-- Start The records --

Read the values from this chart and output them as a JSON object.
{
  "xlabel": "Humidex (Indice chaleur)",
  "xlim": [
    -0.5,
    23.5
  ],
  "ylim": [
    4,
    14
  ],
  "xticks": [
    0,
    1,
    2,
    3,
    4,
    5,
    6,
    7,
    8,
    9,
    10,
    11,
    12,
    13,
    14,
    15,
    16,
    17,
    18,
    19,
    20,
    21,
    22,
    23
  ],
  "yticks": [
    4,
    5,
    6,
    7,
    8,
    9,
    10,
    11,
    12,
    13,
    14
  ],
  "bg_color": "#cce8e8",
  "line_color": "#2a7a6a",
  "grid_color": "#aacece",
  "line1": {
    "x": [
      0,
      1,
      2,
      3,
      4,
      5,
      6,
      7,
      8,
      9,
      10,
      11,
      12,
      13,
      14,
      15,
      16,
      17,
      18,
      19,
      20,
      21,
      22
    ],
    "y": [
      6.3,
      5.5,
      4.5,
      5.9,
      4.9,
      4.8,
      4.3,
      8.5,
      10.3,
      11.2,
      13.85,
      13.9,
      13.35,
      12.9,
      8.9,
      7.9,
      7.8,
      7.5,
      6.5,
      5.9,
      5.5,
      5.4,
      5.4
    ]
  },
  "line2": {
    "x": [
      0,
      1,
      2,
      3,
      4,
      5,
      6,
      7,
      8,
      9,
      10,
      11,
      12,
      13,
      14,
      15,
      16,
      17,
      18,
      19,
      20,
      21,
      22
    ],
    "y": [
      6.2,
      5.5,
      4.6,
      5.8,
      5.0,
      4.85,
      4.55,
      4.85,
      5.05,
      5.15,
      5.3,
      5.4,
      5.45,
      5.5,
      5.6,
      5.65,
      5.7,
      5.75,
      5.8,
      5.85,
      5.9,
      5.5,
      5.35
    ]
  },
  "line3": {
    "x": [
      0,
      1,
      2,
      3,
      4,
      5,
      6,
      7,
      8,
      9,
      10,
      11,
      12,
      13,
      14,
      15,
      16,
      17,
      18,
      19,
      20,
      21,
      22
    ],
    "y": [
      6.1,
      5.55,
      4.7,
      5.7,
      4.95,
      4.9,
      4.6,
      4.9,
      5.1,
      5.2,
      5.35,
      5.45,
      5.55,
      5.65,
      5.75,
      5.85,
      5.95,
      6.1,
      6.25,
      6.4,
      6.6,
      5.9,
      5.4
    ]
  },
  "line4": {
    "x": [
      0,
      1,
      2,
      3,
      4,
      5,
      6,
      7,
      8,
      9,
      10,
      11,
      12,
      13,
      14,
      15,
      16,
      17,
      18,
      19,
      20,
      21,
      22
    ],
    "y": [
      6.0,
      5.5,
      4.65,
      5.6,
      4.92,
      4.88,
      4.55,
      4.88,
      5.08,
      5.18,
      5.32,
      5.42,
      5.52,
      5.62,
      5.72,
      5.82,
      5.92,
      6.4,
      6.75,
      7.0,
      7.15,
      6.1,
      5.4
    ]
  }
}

-- End The records --

> **Objective**: From the records above, extract everything verbatim.

> **Task output**:
Read the values from this chart and output them as a JSON object.
{
  "xlabel": "Humidex (Indice chaleur)",
  "xlim": [
    -0.5,
    23.5
  ],
  "ylim": [
    4,
    14
  ],
  "xticks": [
    0,
    1,
    2,
    3,
    4,
    5,
    6,
    7,
    8,
    9,
    10,
    11,
    12,
    13,
    14,
    15,
    16,
    17,
    18,
    19,
    20,
    21,
    22,
    23
  ],
  "yticks": [
    4,
    5,
    6,
    7,
    8,
    9,
    10,
    11,
    12,
    13,
    14
  ],
  "bg_color": "#cce8e8",
  "line_color": "#2a7a6a",
  "grid_color": "#aacece",
  "line1": {
    "x": [
      0,
      1,
      2,
      3,
      4,
      5,
      6,
      7,
      8,
      9,
      10,
      11,
      12,
      13,
      14,
      15,
      16,
      17,
      18,
      19,
      20,
      21,
      22
    ],
    "y": [
      6.3,
      5.5,
      4.5,
      5.9,
      4.9,
      4.8,
      4.3,
      8.5,
      10.3,
      11.2,
      13.85,
      13.9,
      13.35,
      12.9,
      8.9,
      7.9,
      7.8,
      7.5,
      6.5,
      5.9,
      5.5,
      5.4,
      5.4
    ]
  },
  "line2": {
    "x": [
      0,
      1,
      2,
      3,
      4,
      5,
      6,
      7,
      8,
      9,
      10,
      11,
      12,
      13,
      14,
      15,
      16,
      17,
      18,
      19,
      20,
      21,
      22
    ],
    "y": [
      6.2,
      5.5,
      4.6,
      5.8,
      5.0,
      4.85,
      4.55,
      4.85,
      5.05,
      5.15,
      5.3,
      5.4,
      5.45,
      5.5,
      5.6,
      5.65,
      5.7,
      5.75,
      5.8,
      5.85,
      5.9,
      5.5,
      5.35
    ]
  },
  "line3": {
    "x": [
      0,
      1,
      2,
      3,
      4,
      5,
      6,
      7,
      8,
      9,
      10,
      11,
      12,
      13,
      14,
      15,
      16,
      17,
      18,
      19,
      20,
      21,
      22
    ],
    "y": [
      6.1,
      5.55,
      4.7,
      5.7,
      4.95,
      4.9,
      4.6,
      4.9,
      5.1,
      5.2,
      5.35,
      5.45,
      5.55,
      5.65,
      5.75,
      5.85,
      5.95,
      6.1,
      6.25,
      6.4,
      6.6,
      5.9,
      5.4
    ]
  },
  "line4": {
    "x": [
      0,
      1,
      2,
      3,
      4,
      5,
      6,
      7,
      8,
      9,
      10,
      11,
      12,
      13,
      14,
      15,
      16,
      17,
      18,
      19,
      20,
      21,
      22
    ],
    "y": [
      6.0,
      5.5,
      4.65,
      5.6,
      4.92,
      4.88,
      4.55,
      4.88,
      5.08,
      5.18,
      5.32,
      5.42,
      5.52,
      5.62,
      5.72,
      5.82,
      5.92,
      6.4,
      6.75,
      7.0,
      7.15,
      6.1,
      5.4
    ]
  }
}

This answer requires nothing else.